→ **SOURCE DATA**
— BEGIN —

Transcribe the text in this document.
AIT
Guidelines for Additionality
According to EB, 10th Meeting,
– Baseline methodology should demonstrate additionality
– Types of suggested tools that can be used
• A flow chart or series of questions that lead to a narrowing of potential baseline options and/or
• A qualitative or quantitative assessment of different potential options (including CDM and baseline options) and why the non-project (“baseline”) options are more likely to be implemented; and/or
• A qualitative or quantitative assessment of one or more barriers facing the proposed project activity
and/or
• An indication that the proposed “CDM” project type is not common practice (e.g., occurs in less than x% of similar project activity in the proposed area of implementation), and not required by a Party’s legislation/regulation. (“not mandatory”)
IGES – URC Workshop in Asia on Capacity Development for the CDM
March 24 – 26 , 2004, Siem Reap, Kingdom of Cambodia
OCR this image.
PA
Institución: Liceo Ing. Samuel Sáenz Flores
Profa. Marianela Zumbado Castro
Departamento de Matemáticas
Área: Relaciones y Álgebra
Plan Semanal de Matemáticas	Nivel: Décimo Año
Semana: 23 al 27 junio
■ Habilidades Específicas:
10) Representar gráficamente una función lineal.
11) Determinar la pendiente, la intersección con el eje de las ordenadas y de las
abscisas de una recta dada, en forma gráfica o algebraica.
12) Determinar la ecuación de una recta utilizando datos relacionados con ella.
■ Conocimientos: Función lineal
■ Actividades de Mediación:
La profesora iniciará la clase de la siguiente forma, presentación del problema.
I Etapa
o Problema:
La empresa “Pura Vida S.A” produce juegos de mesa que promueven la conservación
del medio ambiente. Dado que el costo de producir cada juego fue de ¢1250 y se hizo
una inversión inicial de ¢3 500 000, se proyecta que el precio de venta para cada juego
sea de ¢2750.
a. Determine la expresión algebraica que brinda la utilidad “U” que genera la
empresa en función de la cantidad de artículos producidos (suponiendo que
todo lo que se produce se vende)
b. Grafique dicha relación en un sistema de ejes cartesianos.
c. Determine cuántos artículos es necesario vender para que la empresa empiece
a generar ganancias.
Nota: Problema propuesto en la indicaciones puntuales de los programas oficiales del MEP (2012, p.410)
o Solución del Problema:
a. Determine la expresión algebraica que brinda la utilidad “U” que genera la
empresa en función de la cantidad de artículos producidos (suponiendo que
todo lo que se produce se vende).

— END —

→ **WHAT THE TASK REQUIRES**
Return the material exactly as it stands.

→ **REPLY TO THE EXERCISE**
Transcribe the text in this document.
AIT
Guidelines for Additionality
According to EB, 10th Meeting,
– Baseline methodology should demonstrate additionality
– Types of suggested tools that can be used
• A flow chart or series of questions that lead to a narrowing of potential baseline options and/or
• A qualitative or quantitative assessment of different potential options (including CDM and baseline options) and why the non-project (“baseline”) options are more likely to be implemented; and/or
• A qualitative or quantitative assessment of one or more barriers facing the proposed project activity
and/or
• An indication that the proposed “CDM” project type is not common practice (e.g., occurs in less than x% of similar project activity in the proposed area of implementation), and not required by a Party’s legislation/regulation. (“not mandatory”)
IGES – URC Workshop in Asia on Capacity Development for the CDM
March 24 – 26 , 2004, Siem Reap, Kingdom of Cambodia
OCR this image.
PA
Institución: Liceo Ing. Samuel Sáenz Flores
Profa. Marianela Zumbado Castro
Departamento de Matemáticas
Área: Relaciones y Álgebra
Plan Semanal de Matemáticas	Nivel: Décimo Año
Semana: 23 al 27 junio
■ Habilidades Específicas:
10) Representar gráficamente una función lineal.
11) Determinar la pendiente, la intersección con el eje de las ordenadas y de las
abscisas de una recta dada, en forma gráfica o algebraica.
12) Determinar la ecuación de una recta utilizando datos relacionados con ella.
■ Conocimientos: Función lineal
■ Actividades de Mediación:
La profesora iniciará la clase de la siguiente forma, presentación del problema.
I Etapa
o Problema:
La empresa “Pura Vida S.A” produce juegos de mesa que promueven la conservación
del medio ambiente. Dado que el costo de producir cada juego fue de ¢1250 y se hizo
una inversión inicial de ¢3 500 000, se proyecta que el precio de venta para cada juego
sea de ¢2750.
a. Determine la expresión algebraica que brinda la utilidad “U” que genera la
empresa en función de la cantidad de artículos producidos (suponiendo que
todo lo que se produce se vende)
b. Grafique dicha relación en un sistema de ejes cartesianos.
c. Determine cuántos artículos es necesario vender para que la empresa empiece
a generar ganancias.
Nota: Problema propuesto en la indicaciones puntuales de los programas oficiales del MEP (2012, p.410)
o Solución del Problema:
a. Determine la expresión algebraica que brinda la utilidad “U” que genera la
empresa en función de la cantidad de artículos producidos (suponiendo que
todo lo que se produce se vende).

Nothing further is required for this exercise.